**Dataset entries:**
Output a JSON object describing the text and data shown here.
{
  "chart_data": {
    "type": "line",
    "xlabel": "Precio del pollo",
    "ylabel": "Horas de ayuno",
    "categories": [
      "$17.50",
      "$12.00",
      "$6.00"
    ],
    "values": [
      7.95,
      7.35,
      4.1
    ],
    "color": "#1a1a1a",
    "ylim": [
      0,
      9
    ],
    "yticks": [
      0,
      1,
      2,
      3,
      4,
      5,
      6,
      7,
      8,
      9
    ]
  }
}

**Given request:** Give an exact copy of all the data shown above.

**Solution for this exercise:**
Output a JSON object describing the text and data shown here.
{
  "chart_data": {
    "type": "line",
    "xlabel": "Precio del pollo",
    "ylabel": "Horas de ayuno",
    "categories": [
      "$17.50",
      "$12.00",
      "$6.00"
    ],
    "values": [
      7.95,
      7.35,
      4.1
    ],
    "color": "#1a1a1a",
    "ylim": [
      0,
      9
    ],
    "yticks": [
      0,
      1,
      2,
      3,
      4,
      5,
      6,
      7,
      8,
      9
    ]
  }
}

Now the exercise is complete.